## PROBLEM REQUIREMENTS
For each line of the data below that holds "bottom", copy the line.

▬▬▬

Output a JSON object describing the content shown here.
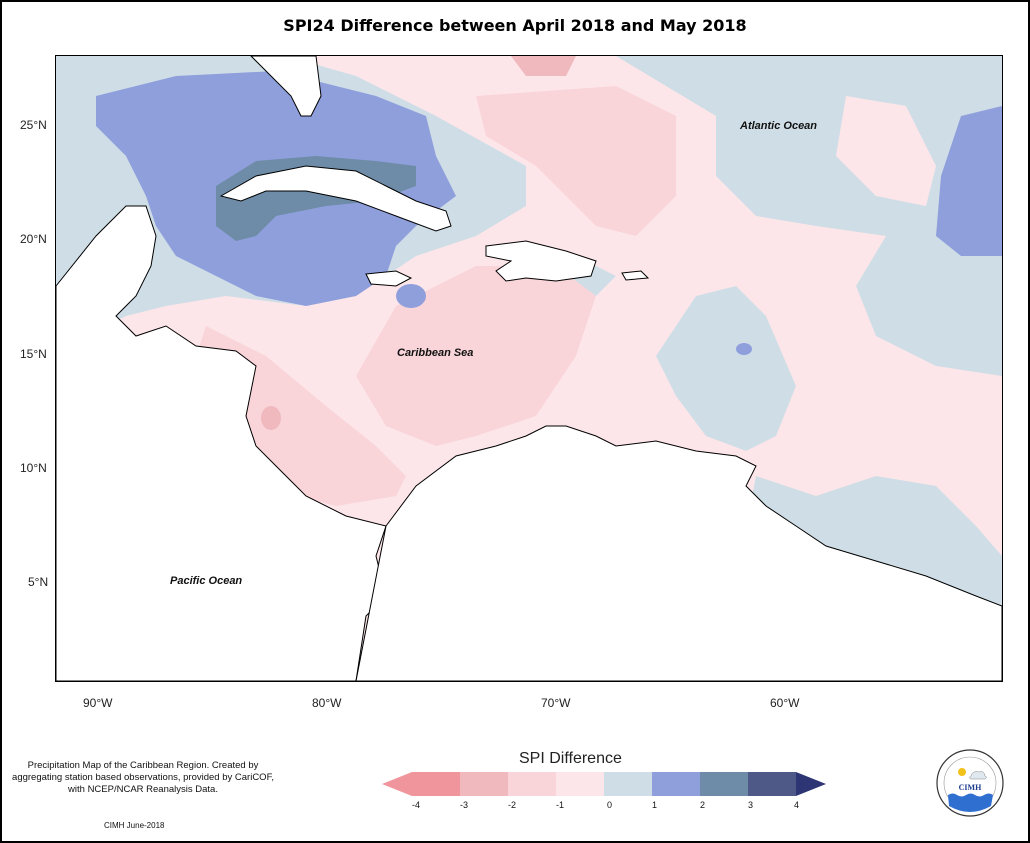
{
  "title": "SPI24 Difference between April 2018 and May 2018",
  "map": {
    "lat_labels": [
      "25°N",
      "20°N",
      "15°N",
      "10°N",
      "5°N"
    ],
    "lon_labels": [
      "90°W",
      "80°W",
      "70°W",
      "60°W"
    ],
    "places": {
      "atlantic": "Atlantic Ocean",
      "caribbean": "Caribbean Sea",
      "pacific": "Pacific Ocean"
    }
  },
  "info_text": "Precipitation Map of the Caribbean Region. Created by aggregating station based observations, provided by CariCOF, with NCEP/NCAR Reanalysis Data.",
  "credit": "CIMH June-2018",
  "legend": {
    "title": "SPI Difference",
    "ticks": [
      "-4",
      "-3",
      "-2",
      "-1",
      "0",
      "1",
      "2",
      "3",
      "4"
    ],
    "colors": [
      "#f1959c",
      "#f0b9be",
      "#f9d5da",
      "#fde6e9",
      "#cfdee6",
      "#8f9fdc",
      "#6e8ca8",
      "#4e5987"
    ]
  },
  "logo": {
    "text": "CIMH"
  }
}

▬▬▬

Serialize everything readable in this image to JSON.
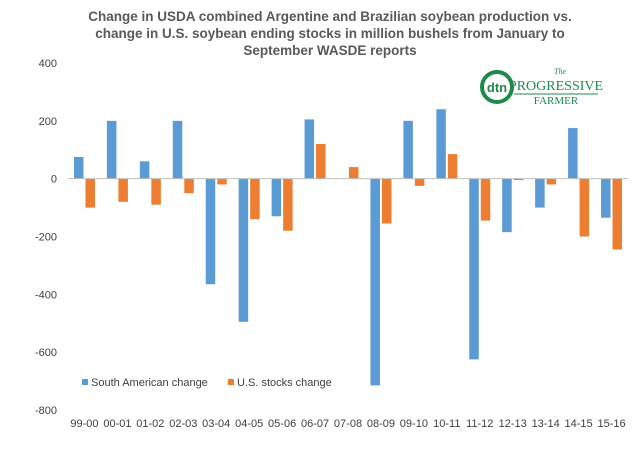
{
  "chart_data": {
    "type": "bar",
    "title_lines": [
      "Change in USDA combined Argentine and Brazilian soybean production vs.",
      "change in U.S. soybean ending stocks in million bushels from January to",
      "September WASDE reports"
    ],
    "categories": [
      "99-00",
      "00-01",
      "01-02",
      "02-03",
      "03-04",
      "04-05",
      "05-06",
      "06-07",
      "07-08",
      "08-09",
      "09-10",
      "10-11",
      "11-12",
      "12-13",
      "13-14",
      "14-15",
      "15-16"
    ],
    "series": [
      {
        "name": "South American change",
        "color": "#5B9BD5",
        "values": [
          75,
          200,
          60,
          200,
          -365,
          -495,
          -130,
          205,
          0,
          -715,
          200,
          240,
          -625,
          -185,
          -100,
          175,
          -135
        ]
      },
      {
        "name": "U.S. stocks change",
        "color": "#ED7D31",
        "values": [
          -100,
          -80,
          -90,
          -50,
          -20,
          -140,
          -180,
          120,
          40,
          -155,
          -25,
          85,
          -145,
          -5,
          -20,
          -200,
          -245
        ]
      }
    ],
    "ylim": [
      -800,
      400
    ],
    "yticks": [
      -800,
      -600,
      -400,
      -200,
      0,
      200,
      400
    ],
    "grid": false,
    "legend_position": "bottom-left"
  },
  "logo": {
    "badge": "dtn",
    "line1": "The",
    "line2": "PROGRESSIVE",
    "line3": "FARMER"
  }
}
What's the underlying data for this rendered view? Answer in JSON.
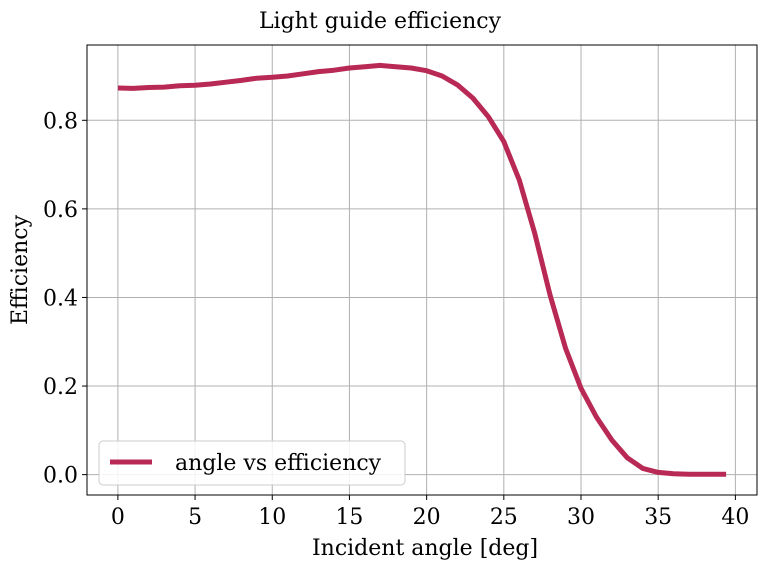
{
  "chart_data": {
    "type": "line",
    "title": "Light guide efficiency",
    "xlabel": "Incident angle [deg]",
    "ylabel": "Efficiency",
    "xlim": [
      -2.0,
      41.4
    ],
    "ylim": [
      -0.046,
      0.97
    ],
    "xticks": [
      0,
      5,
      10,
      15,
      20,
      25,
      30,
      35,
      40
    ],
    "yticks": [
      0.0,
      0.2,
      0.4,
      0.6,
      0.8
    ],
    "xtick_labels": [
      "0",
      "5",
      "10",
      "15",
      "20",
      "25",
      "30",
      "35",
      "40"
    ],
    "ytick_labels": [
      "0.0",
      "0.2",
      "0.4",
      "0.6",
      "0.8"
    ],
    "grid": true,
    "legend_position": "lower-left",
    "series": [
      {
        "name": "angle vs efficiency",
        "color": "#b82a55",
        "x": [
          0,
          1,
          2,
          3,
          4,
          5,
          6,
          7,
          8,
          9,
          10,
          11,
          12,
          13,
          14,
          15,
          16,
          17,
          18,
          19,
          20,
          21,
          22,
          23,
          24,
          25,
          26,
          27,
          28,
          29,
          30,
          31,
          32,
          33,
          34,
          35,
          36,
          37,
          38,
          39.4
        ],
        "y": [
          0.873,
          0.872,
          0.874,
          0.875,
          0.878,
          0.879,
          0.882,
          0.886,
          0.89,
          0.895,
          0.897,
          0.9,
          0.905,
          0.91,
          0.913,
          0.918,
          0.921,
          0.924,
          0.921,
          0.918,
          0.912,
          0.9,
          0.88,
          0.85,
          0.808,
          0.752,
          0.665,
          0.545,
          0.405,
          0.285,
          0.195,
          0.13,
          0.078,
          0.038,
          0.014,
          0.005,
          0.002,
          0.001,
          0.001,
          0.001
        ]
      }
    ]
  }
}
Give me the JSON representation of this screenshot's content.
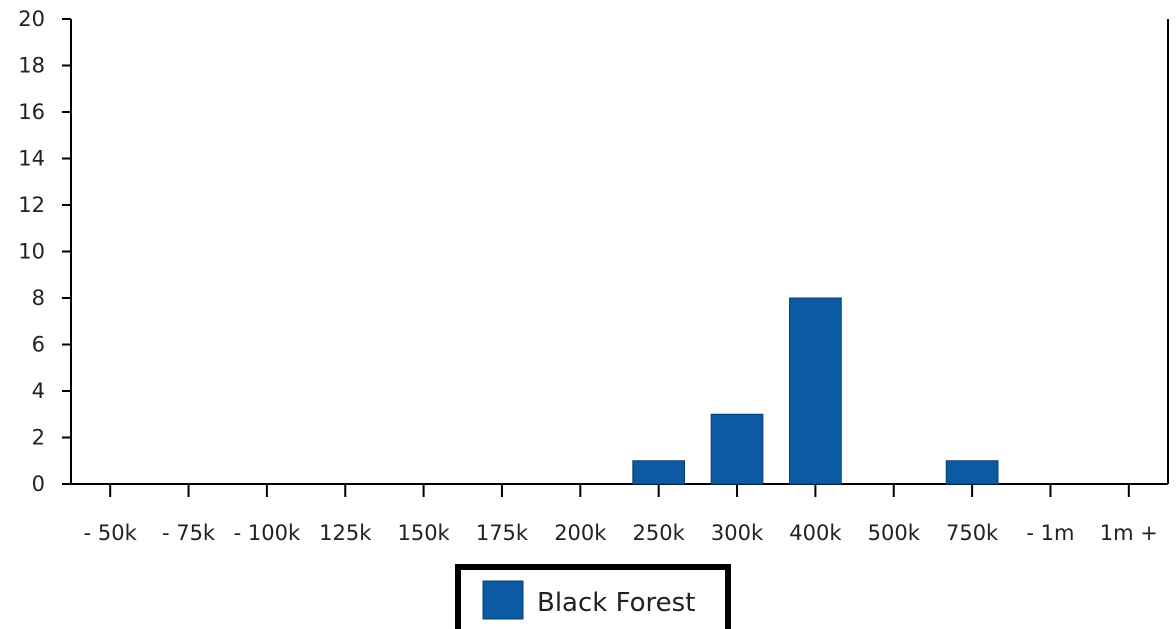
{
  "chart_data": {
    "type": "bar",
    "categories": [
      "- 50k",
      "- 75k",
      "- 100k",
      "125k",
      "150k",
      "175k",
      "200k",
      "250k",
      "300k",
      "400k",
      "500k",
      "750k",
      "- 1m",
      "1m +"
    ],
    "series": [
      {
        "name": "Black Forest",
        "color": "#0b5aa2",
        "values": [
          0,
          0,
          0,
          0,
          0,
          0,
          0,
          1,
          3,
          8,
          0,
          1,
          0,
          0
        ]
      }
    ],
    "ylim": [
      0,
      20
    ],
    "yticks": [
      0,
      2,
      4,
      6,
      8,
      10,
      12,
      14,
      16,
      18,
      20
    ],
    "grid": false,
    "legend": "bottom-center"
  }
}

▬▬▬

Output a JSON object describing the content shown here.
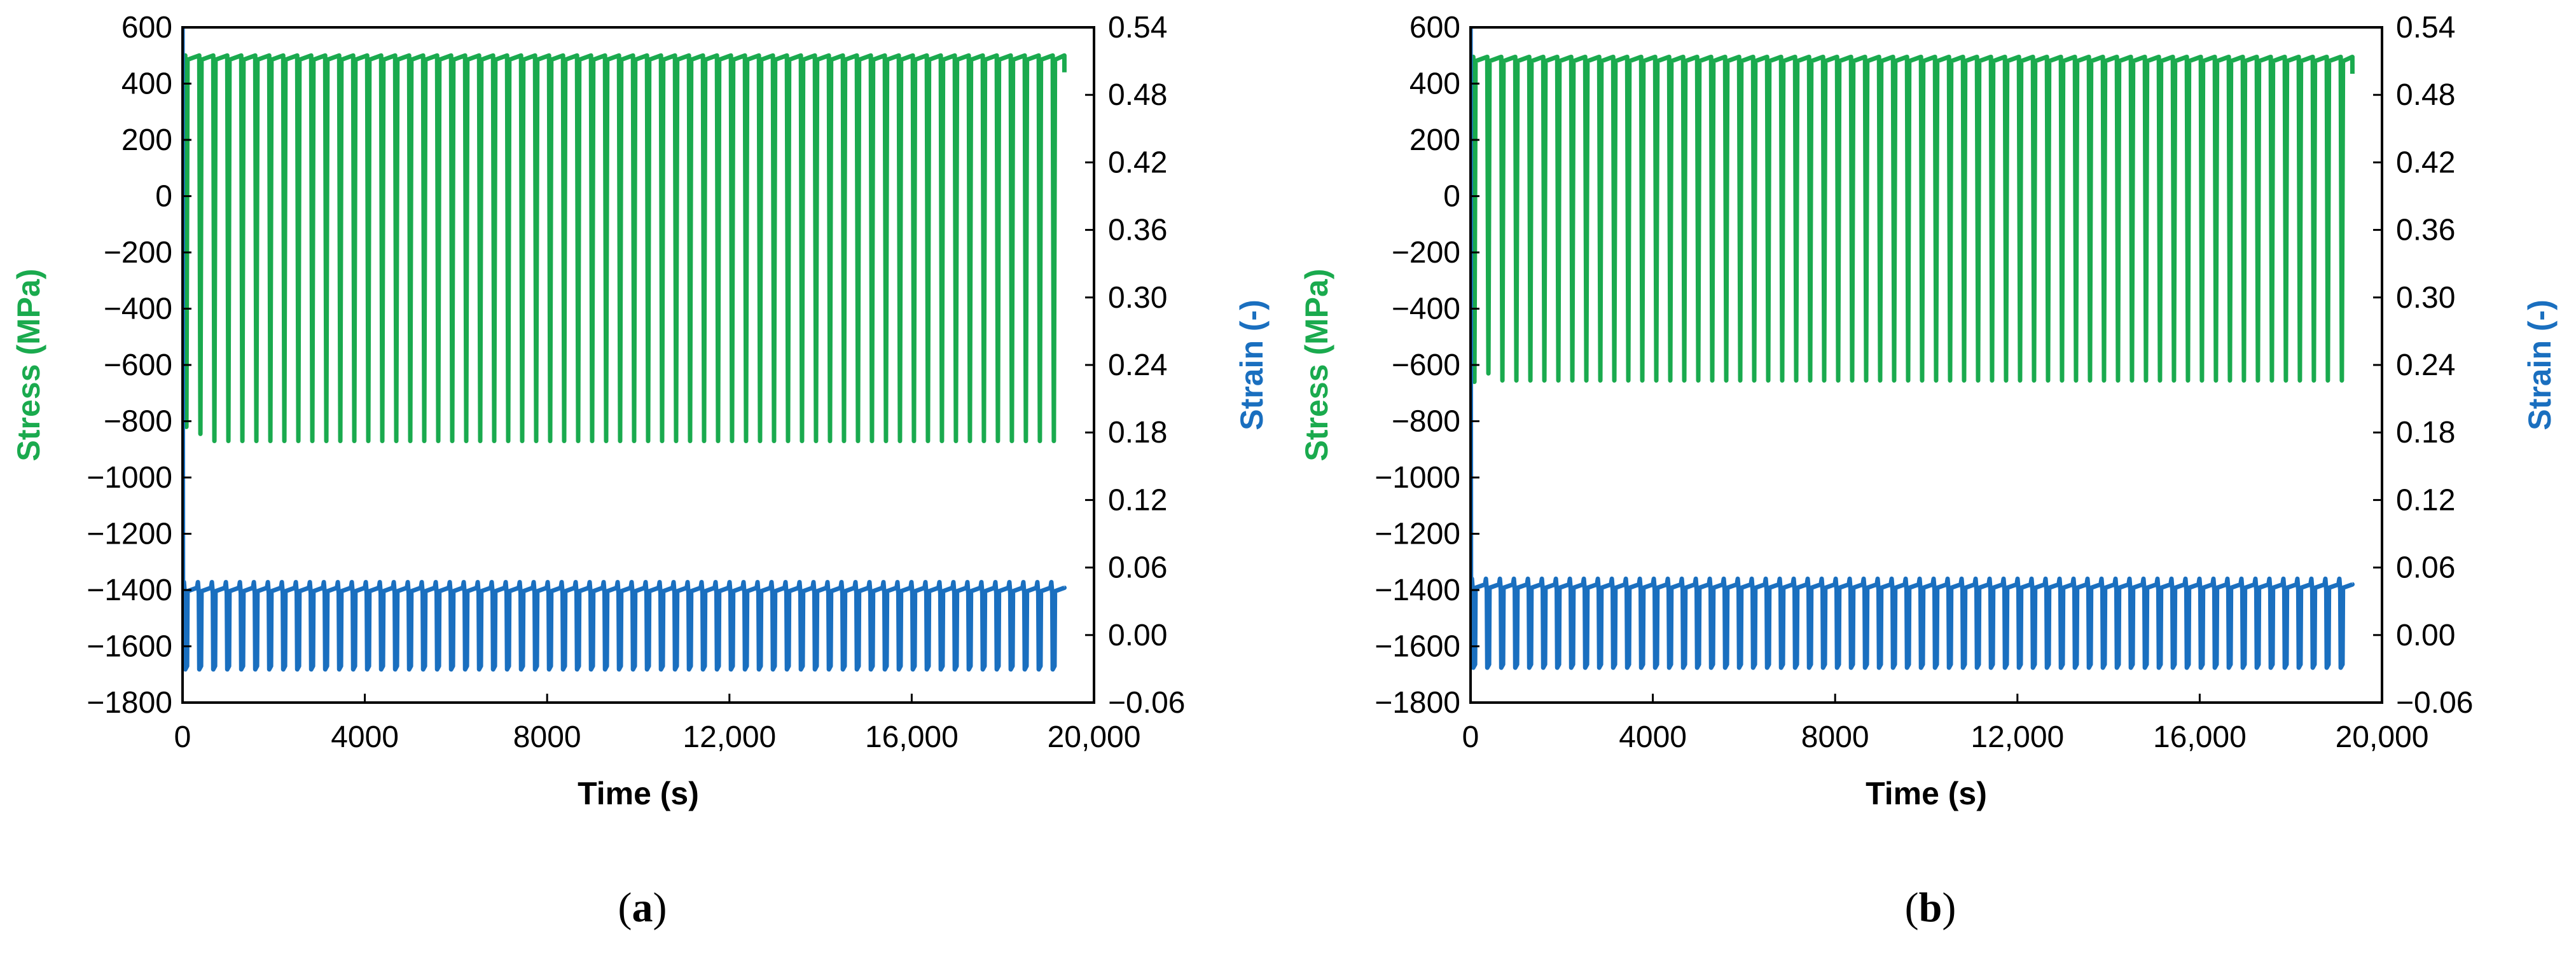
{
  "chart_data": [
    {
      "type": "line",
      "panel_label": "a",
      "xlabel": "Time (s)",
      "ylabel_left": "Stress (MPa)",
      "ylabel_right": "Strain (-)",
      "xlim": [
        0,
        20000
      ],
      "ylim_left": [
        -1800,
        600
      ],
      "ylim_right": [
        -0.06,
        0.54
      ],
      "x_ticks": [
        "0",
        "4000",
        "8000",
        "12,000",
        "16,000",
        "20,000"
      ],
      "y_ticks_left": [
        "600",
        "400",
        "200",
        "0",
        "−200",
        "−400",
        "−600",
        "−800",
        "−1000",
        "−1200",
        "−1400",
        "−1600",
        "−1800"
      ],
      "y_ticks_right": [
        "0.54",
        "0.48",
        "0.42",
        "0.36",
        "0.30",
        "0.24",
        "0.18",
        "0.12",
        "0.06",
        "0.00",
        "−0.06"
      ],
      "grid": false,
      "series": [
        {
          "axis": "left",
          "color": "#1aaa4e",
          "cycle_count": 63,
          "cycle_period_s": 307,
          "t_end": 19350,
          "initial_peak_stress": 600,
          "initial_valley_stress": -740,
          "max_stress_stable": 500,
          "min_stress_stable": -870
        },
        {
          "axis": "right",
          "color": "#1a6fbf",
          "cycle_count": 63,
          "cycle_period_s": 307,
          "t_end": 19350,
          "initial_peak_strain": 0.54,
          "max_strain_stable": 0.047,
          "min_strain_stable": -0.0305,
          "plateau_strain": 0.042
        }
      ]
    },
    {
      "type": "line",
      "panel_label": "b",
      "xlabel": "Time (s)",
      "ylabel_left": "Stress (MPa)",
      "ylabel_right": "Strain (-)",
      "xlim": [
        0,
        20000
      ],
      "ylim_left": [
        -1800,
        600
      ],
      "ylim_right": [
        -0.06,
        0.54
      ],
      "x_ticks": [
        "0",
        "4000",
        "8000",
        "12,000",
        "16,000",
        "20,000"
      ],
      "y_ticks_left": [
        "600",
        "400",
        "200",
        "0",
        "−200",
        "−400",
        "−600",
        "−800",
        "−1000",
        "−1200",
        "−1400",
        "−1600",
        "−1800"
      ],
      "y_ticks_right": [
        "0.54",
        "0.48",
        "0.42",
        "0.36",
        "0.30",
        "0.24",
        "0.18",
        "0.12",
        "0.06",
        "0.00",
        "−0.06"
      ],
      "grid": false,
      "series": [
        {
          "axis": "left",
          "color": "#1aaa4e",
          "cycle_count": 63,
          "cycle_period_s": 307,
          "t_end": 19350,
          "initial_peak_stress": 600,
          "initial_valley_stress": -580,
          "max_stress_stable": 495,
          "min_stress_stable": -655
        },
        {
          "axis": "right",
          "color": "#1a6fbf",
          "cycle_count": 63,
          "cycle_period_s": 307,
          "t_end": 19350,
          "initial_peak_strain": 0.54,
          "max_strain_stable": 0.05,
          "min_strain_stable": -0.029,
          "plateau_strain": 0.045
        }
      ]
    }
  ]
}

▬▬▬

## CORRECT ANSWER
    "legend_position": "bottom-left"
    "legend": "bottom-center"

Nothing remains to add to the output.